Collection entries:
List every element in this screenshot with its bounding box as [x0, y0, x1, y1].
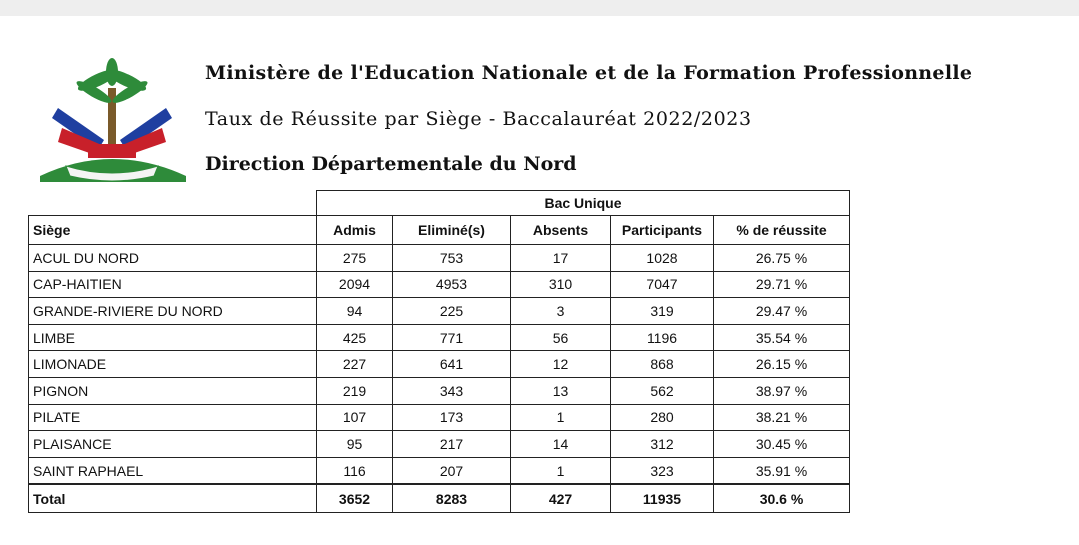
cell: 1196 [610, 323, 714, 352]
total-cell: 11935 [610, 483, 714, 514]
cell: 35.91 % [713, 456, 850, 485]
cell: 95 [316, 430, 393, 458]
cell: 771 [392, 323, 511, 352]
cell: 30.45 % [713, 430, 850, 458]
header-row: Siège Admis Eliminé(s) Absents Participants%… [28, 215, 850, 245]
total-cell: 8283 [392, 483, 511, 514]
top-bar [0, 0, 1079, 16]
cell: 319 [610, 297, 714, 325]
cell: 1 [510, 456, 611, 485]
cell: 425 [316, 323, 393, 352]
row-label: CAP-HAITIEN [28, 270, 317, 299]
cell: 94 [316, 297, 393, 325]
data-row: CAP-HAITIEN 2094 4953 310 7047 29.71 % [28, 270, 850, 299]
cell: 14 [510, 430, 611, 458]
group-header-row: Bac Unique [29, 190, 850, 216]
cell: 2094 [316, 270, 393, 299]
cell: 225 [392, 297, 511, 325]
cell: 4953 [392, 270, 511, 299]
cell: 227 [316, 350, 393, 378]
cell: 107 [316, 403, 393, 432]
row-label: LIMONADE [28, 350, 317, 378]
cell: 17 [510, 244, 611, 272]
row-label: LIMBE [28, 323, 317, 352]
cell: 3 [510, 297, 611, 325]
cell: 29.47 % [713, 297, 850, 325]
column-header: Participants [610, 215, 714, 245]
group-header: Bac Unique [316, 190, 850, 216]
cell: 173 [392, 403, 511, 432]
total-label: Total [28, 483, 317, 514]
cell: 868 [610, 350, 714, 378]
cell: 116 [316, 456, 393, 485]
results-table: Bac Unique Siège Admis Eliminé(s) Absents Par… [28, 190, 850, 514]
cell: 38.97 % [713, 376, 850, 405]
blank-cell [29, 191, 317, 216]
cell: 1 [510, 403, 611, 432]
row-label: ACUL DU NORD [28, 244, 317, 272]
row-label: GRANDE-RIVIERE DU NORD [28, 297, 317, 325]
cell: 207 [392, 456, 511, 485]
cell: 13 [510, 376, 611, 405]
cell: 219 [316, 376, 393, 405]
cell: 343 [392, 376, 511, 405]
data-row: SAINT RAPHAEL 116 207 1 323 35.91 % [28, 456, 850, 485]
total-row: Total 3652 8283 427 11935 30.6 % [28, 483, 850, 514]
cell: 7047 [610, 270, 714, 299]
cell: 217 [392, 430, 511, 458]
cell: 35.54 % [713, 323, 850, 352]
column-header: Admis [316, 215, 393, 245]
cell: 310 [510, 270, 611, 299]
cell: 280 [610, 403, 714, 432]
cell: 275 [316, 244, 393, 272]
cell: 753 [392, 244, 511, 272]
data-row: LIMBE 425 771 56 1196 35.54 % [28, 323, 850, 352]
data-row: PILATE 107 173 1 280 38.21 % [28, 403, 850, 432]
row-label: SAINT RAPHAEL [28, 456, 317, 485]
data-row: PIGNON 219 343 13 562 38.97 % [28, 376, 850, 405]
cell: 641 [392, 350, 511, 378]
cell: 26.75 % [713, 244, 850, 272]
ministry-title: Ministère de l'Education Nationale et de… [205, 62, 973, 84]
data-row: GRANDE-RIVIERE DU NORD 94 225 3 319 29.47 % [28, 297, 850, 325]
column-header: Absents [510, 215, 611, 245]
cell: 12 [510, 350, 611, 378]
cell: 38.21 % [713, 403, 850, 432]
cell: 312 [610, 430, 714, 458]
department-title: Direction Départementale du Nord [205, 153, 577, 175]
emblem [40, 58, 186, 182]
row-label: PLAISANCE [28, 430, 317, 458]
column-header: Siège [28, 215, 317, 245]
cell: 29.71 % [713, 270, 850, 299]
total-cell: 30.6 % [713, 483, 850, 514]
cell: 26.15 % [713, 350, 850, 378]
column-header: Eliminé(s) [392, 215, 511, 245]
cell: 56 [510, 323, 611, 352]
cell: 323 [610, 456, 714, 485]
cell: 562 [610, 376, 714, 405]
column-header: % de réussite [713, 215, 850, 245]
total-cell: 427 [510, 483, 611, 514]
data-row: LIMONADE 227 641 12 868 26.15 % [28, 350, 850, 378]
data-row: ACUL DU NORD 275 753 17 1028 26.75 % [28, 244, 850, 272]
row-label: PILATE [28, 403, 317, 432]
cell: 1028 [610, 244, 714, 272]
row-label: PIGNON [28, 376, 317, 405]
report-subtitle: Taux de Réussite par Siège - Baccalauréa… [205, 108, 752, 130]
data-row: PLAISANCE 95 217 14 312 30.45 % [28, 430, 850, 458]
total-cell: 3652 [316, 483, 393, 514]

* * *

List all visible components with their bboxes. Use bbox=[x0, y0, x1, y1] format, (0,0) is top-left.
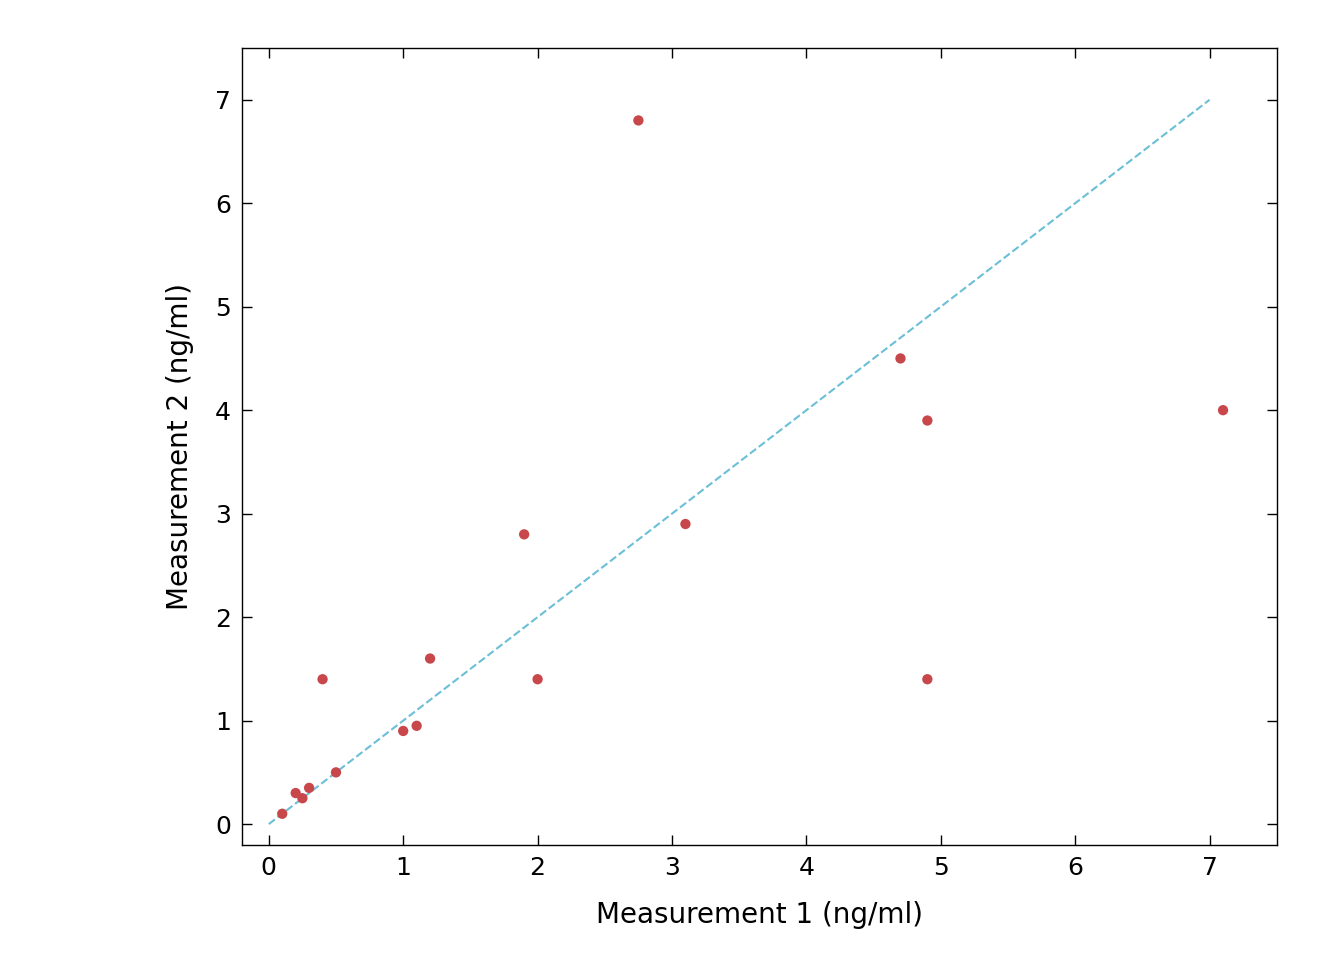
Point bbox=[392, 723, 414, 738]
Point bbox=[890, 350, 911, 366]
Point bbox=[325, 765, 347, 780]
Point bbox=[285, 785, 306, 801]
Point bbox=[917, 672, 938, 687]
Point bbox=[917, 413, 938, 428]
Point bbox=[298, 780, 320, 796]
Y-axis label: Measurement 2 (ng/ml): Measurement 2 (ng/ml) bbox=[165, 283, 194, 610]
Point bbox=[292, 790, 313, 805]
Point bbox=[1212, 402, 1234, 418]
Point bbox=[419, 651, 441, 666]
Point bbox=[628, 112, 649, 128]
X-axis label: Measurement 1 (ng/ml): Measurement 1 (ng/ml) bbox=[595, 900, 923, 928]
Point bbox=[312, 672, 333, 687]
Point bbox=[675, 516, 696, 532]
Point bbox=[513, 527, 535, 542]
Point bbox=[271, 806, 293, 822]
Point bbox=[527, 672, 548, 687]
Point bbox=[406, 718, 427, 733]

### WHAT THIS TASK INVOLVES
Swap "ng/ml" for "µg/ml" throughout the stretch of items from the line containing "Point bbox=[392, 723, 414, 738]" through the line containing "Point bbox=[527, 672, 548, 687]", and reproduce only those lines with nothing else altered.

### EXPECTED ANSWER
Point bbox=[392, 723, 414, 738]
Point bbox=[890, 350, 911, 366]
Point bbox=[325, 765, 347, 780]
Point bbox=[285, 785, 306, 801]
Point bbox=[917, 672, 938, 687]
Point bbox=[917, 413, 938, 428]
Point bbox=[298, 780, 320, 796]
Y-axis label: Measurement 2 (µg/ml): Measurement 2 (µg/ml) bbox=[165, 283, 194, 610]
Point bbox=[292, 790, 313, 805]
Point bbox=[1212, 402, 1234, 418]
Point bbox=[419, 651, 441, 666]
Point bbox=[628, 112, 649, 128]
X-axis label: Measurement 1 (µg/ml): Measurement 1 (µg/ml) bbox=[595, 900, 923, 928]
Point bbox=[312, 672, 333, 687]
Point bbox=[675, 516, 696, 532]
Point bbox=[513, 527, 535, 542]
Point bbox=[271, 806, 293, 822]
Point bbox=[527, 672, 548, 687]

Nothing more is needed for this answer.